* Short problem
Exact repetition is required: output every record in full.

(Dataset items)
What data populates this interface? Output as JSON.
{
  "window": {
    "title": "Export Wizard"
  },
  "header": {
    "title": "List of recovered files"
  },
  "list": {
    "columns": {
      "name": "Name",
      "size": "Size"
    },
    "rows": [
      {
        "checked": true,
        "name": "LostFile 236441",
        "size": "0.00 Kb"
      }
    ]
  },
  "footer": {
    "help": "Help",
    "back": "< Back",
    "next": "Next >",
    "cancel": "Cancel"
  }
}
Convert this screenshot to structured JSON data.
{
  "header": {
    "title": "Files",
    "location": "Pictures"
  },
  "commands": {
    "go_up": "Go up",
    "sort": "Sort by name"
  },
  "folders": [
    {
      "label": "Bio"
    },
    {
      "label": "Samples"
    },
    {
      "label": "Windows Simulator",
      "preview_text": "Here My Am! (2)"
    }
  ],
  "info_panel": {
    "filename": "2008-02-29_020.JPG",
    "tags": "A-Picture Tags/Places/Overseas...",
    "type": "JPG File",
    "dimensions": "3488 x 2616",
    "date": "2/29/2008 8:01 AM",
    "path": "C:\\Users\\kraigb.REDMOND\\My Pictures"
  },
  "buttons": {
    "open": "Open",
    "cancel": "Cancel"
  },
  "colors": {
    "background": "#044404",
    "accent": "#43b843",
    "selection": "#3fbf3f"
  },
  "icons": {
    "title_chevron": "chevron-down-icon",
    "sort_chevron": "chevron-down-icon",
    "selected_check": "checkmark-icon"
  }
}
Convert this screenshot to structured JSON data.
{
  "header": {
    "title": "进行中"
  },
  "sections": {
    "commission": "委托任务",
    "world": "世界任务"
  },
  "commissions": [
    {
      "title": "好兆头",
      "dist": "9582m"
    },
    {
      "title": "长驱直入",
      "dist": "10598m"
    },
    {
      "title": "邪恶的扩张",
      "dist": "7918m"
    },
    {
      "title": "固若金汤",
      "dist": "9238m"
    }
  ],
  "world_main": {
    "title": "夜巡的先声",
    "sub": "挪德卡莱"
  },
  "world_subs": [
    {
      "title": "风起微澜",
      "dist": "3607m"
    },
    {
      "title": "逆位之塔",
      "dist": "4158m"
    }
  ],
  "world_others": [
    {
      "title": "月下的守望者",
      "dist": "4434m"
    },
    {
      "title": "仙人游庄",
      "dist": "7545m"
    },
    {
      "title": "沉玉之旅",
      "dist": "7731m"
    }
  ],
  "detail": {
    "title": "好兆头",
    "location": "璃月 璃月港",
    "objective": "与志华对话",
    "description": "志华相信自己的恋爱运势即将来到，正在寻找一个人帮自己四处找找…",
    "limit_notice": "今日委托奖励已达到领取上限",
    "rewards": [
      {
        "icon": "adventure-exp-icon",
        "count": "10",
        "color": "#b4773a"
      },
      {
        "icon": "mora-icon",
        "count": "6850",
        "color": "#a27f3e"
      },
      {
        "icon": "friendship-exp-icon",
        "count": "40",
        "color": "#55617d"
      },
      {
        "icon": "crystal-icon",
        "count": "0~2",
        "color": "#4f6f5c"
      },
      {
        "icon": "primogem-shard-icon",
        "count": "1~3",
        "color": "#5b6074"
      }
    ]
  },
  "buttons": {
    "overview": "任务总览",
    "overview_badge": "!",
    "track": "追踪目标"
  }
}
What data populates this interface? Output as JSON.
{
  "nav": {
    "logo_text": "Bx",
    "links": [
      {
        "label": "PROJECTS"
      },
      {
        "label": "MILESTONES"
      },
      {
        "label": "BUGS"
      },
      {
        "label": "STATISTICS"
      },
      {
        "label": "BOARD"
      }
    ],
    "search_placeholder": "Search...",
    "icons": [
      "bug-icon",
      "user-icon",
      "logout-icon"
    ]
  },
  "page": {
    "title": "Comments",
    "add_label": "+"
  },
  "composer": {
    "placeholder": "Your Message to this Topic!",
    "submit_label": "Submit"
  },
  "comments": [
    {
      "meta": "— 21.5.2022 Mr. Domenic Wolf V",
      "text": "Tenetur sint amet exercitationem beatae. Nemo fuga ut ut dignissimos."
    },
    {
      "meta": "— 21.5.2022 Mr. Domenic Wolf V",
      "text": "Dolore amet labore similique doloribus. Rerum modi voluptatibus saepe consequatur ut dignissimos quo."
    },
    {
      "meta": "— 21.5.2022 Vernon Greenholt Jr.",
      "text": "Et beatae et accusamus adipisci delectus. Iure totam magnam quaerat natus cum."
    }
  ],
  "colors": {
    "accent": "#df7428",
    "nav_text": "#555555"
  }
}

* Finished answer
What data populates this interface? Output as JSON.
{
  "window": {
    "title": "Export Wizard"
  },
  "header": {
    "title": "List of recovered files"
  },
  "list": {
    "columns": {
      "name": "Name",
      "size": "Size"
    },
    "rows": [
      {
        "checked": true,
        "name": "LostFile 236441",
        "size": "0.00 Kb"
      }
    ]
  },
  "footer": {
    "help": "Help",
    "back": "< Back",
    "next": "Next >",
    "cancel": "Cancel"
  }
}
Convert this screenshot to structured JSON data.
{
  "header": {
    "title": "Files",
    "location": "Pictures"
  },
  "commands": {
    "go_up": "Go up",
    "sort": "Sort by name"
  },
  "folders": [
    {
      "label": "Bio"
    },
    {
      "label": "Samples"
    },
    {
      "label": "Windows Simulator",
      "preview_text": "Here My Am! (2)"
    }
  ],
  "info_panel": {
    "filename": "2008-02-29_020.JPG",
    "tags": "A-Picture Tags/Places/Overseas...",
    "type": "JPG File",
    "dimensions": "3488 x 2616",
    "date": "2/29/2008 8:01 AM",
    "path": "C:\\Users\\kraigb.REDMOND\\My Pictures"
  },
  "buttons": {
    "open": "Open",
    "cancel": "Cancel"
  },
  "colors": {
    "background": "#044404",
    "accent": "#43b843",
    "selection": "#3fbf3f"
  },
  "icons": {
    "title_chevron": "chevron-down-icon",
    "sort_chevron": "chevron-down-icon",
    "selected_check": "checkmark-icon"
  }
}
Convert this screenshot to structured JSON data.
{
  "header": {
    "title": "进行中"
  },
  "sections": {
    "commission": "委托任务",
    "world": "世界任务"
  },
  "commissions": [
    {
      "title": "好兆头",
      "dist": "9582m"
    },
    {
      "title": "长驱直入",
      "dist": "10598m"
    },
    {
      "title": "邪恶的扩张",
      "dist": "7918m"
    },
    {
      "title": "固若金汤",
      "dist": "9238m"
    }
  ],
  "world_main": {
    "title": "夜巡的先声",
    "sub": "挪德卡莱"
  },
  "world_subs": [
    {
      "title": "风起微澜",
      "dist": "3607m"
    },
    {
      "title": "逆位之塔",
      "dist": "4158m"
    }
  ],
  "world_others": [
    {
      "title": "月下的守望者",
      "dist": "4434m"
    },
    {
      "title": "仙人游庄",
      "dist": "7545m"
    },
    {
      "title": "沉玉之旅",
      "dist": "7731m"
    }
  ],
  "detail": {
    "title": "好兆头",
    "location": "璃月 璃月港",
    "objective": "与志华对话",
    "description": "志华相信自己的恋爱运势即将来到，正在寻找一个人帮自己四处找找…",
    "limit_notice": "今日委托奖励已达到领取上限",
    "rewards": [
      {
        "icon": "adventure-exp-icon",
        "count": "10",
        "color": "#b4773a"
      },
      {
        "icon": "mora-icon",
        "count": "6850",
        "color": "#a27f3e"
      },
      {
        "icon": "friendship-exp-icon",
        "count": "40",
        "color": "#55617d"
      },
      {
        "icon": "crystal-icon",
        "count": "0~2",
        "color": "#4f6f5c"
      },
      {
        "icon": "primogem-shard-icon",
        "count": "1~3",
        "color": "#5b6074"
      }
    ]
  },
  "buttons": {
    "overview": "任务总览",
    "overview_badge": "!",
    "track": "追踪目标"
  }
}
What data populates this interface? Output as JSON.
{
  "nav": {
    "logo_text": "Bx",
    "links": [
      {
        "label": "PROJECTS"
      },
      {
        "label": "MILESTONES"
      },
      {
        "label": "BUGS"
      },
      {
        "label": "STATISTICS"
      },
      {
        "label": "BOARD"
      }
    ],
    "search_placeholder": "Search...",
    "icons": [
      "bug-icon",
      "user-icon",
      "logout-icon"
    ]
  },
  "page": {
    "title": "Comments",
    "add_label": "+"
  },
  "composer": {
    "placeholder": "Your Message to this Topic!",
    "submit_label": "Submit"
  },
  "comments": [
    {
      "meta": "— 21.5.2022 Mr. Domenic Wolf V",
      "text": "Tenetur sint amet exercitationem beatae. Nemo fuga ut ut dignissimos."
    },
    {
      "meta": "— 21.5.2022 Mr. Domenic Wolf V",
      "text": "Dolore amet labore similique doloribus. Rerum modi voluptatibus saepe consequatur ut dignissimos quo."
    },
    {
      "meta": "— 21.5.2022 Vernon Greenholt Jr.",
      "text": "Et beatae et accusamus adipisci delectus. Iure totam magnam quaerat natus cum."
    }
  ],
  "colors": {
    "accent": "#df7428",
    "nav_text": "#555555"
  }
}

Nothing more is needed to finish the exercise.